### To do
Copy every entry exactly as given, minus the images.

## begin Entries supplied

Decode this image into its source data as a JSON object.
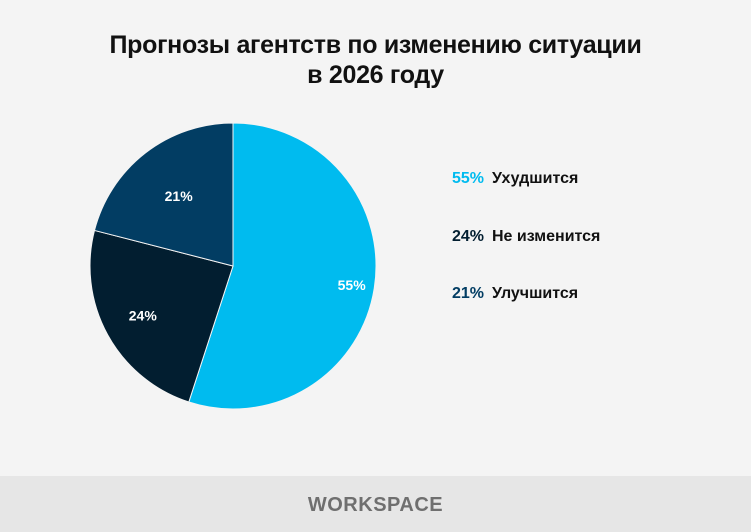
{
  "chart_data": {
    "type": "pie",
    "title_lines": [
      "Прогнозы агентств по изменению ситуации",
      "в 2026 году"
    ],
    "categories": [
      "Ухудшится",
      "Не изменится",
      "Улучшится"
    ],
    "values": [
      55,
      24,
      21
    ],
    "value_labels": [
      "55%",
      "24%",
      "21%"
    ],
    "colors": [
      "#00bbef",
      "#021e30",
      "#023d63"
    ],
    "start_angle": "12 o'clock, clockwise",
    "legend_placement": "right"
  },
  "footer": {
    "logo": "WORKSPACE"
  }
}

## end Entries supplied

### Reply to the task
Decode this image into its source data as a JSON object.
{
  "chart_data": {
    "type": "pie",
    "title_lines": [
      "Прогнозы агентств по изменению ситуации",
      "в 2026 году"
    ],
    "categories": [
      "Ухудшится",
      "Не изменится",
      "Улучшится"
    ],
    "values": [
      55,
      24,
      21
    ],
    "value_labels": [
      "55%",
      "24%",
      "21%"
    ],
    "colors": [
      "#00bbef",
      "#021e30",
      "#023d63"
    ],
    "start_angle": "12 o'clock, clockwise",
    "legend_placement": "right"
  },
  "footer": {
    "logo": "WORKSPACE"
  }
}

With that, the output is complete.